(A run of records)
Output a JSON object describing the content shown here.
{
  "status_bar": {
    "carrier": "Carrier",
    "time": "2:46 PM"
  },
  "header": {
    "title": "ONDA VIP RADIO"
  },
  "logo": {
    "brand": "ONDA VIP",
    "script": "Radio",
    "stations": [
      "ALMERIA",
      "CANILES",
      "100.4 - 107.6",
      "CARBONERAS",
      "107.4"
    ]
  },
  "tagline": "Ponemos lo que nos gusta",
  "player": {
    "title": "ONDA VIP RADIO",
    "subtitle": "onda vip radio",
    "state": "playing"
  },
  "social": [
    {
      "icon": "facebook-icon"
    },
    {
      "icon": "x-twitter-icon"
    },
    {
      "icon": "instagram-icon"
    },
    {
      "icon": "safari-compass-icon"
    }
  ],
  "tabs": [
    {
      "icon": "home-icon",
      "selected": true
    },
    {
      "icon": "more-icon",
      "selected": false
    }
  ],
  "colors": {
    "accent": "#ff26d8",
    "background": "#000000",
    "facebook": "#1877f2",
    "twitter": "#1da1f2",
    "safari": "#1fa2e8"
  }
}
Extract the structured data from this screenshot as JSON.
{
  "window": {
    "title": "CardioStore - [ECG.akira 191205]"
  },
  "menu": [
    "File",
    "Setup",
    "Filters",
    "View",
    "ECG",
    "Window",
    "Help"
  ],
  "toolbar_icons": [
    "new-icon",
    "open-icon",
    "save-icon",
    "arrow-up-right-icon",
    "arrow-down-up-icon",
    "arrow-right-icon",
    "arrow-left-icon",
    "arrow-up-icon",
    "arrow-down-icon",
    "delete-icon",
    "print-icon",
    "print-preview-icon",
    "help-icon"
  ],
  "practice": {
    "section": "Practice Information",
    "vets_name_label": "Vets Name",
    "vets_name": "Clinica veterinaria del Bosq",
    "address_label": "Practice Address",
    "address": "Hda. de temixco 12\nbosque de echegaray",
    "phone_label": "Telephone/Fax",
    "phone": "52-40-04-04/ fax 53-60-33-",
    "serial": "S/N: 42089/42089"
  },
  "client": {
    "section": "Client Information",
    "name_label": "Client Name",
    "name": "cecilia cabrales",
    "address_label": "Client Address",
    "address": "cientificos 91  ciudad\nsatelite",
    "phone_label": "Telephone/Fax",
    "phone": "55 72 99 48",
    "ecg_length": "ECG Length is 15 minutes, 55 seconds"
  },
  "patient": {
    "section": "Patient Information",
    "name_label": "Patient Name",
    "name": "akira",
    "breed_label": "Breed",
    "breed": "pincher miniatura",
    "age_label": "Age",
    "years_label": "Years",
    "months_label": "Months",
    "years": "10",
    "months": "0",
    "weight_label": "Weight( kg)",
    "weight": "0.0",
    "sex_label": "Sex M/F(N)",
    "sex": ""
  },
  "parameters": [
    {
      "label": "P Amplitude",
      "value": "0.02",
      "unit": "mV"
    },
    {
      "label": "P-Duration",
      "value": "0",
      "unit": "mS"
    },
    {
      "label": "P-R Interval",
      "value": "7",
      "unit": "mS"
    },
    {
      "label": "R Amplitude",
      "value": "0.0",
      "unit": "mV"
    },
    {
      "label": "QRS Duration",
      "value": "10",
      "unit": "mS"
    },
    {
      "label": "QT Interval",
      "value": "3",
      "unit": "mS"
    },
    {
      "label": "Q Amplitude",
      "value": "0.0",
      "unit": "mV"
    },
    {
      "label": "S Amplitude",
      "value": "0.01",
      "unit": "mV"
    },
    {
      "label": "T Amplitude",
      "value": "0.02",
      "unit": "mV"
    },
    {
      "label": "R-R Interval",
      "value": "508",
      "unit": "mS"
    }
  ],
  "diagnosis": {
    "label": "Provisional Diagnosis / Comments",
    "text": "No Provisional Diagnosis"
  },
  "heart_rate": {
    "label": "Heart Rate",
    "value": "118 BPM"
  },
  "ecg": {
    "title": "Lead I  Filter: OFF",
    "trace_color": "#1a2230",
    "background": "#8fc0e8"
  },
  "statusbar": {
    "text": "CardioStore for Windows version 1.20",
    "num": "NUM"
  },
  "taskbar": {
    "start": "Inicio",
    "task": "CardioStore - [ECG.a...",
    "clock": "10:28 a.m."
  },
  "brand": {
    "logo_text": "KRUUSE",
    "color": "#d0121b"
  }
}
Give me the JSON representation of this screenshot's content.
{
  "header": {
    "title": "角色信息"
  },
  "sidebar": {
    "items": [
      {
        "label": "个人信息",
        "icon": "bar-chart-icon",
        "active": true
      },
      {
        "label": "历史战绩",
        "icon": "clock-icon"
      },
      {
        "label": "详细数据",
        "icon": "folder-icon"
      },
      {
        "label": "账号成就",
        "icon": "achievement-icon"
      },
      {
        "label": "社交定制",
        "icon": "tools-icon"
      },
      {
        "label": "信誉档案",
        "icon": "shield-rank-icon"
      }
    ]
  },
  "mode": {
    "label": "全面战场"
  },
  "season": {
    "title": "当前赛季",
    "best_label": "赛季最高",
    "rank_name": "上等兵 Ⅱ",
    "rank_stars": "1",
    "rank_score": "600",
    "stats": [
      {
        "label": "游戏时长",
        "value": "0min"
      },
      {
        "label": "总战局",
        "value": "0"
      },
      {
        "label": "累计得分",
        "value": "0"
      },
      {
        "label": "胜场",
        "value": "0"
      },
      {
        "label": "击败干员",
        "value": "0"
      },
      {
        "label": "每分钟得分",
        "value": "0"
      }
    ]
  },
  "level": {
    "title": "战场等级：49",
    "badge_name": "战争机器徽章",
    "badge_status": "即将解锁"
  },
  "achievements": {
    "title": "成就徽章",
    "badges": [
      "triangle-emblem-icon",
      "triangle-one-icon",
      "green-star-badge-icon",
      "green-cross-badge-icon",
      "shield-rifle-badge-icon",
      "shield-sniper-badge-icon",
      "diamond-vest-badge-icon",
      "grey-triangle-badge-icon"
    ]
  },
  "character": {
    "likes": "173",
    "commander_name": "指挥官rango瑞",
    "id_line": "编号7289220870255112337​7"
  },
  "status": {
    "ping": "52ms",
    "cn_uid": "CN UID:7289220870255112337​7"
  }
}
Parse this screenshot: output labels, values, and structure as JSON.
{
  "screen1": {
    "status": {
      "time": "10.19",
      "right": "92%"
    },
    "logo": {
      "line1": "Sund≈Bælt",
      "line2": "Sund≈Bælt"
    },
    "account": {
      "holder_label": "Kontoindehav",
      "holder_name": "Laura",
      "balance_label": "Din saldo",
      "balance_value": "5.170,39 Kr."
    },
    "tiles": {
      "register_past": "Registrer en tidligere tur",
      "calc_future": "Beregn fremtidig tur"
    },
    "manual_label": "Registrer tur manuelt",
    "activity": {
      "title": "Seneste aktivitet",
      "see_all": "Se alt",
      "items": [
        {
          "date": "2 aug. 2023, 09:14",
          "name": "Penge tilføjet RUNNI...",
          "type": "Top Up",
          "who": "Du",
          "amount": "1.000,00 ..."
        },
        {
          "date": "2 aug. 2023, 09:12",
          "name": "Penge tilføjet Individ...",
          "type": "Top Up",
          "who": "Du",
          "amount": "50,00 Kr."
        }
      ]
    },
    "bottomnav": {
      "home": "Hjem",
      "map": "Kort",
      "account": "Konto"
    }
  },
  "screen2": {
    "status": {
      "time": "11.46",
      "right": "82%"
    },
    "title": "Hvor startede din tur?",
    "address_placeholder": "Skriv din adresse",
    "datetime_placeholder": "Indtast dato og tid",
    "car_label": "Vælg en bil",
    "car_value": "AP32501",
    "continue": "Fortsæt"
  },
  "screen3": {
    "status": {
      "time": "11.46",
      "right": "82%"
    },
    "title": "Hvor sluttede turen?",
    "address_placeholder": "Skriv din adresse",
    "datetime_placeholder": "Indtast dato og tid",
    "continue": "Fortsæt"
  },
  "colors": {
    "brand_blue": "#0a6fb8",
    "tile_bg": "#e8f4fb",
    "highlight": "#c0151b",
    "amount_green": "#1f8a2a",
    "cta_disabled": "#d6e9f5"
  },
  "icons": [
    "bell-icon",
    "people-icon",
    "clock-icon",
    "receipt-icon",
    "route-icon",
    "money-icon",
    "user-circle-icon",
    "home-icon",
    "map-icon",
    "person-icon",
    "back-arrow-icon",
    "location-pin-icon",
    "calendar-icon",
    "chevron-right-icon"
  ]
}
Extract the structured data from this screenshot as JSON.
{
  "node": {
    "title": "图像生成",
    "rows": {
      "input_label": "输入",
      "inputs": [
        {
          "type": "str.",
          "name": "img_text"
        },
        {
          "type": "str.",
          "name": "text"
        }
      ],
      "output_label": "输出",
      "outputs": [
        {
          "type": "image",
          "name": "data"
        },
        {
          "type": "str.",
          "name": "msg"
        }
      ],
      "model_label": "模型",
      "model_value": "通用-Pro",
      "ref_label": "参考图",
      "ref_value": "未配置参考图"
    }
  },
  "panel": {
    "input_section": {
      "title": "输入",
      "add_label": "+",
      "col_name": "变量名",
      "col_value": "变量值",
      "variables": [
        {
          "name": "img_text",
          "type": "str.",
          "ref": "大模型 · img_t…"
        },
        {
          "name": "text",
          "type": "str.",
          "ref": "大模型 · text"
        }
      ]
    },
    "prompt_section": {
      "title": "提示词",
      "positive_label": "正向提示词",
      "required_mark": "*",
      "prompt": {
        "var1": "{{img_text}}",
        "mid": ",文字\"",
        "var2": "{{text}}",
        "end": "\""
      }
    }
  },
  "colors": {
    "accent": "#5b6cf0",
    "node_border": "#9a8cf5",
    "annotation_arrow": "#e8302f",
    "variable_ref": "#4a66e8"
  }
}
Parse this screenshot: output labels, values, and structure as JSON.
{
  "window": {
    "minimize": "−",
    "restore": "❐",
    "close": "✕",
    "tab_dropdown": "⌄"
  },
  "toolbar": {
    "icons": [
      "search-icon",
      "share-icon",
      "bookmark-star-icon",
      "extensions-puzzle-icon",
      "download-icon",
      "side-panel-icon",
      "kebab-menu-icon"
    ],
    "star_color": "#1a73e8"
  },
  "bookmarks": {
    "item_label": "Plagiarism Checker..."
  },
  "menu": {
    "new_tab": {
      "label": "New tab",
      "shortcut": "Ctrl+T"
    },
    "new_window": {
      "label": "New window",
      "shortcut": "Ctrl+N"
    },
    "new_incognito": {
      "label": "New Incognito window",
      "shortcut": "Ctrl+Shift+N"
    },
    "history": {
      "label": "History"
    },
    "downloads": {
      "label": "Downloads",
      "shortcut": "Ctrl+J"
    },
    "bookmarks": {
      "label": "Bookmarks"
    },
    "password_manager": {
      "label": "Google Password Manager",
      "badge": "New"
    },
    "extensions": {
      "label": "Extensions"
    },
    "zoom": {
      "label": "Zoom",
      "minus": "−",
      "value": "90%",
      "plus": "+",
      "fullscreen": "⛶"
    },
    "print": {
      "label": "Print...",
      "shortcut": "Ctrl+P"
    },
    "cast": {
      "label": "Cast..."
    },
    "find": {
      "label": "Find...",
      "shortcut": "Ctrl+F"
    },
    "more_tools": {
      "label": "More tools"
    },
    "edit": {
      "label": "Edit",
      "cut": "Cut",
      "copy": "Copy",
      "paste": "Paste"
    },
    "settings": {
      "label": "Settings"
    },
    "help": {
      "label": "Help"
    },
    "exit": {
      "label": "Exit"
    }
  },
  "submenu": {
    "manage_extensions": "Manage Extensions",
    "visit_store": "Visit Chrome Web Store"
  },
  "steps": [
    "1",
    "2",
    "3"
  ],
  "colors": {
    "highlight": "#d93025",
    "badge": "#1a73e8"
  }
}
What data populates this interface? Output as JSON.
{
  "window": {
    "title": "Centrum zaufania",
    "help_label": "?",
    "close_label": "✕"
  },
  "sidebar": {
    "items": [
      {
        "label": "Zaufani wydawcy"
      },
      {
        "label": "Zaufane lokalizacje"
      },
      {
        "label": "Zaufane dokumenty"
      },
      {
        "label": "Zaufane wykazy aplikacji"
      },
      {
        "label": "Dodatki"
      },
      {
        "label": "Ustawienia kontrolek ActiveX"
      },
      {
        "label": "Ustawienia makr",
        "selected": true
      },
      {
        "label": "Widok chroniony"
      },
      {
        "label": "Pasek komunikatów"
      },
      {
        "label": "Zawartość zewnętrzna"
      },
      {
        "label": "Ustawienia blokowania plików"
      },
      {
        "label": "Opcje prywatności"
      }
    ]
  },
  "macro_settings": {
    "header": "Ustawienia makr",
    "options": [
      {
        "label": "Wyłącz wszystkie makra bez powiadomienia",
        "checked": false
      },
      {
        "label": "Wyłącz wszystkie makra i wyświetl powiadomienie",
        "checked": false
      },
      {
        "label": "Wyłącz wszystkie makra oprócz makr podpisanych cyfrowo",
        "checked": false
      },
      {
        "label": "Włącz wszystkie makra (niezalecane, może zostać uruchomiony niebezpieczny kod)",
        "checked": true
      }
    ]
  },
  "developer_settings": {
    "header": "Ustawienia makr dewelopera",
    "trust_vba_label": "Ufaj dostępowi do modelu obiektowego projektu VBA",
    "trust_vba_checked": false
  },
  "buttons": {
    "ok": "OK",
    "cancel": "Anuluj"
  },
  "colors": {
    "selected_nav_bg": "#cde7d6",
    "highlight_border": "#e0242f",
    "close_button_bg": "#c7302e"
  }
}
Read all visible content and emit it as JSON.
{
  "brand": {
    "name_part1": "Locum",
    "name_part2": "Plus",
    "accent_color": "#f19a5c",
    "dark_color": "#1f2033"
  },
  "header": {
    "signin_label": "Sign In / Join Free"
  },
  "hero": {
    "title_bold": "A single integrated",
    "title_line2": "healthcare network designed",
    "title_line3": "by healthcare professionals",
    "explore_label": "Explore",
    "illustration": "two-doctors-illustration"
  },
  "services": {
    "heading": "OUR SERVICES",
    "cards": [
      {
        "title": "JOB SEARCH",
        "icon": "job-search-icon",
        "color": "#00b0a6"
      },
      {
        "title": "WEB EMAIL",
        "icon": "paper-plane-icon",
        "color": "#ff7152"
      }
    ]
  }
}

**Exercise:**
Give the number of lines in the records that contain the string "shortcut", with no other output.

**Solution:**
6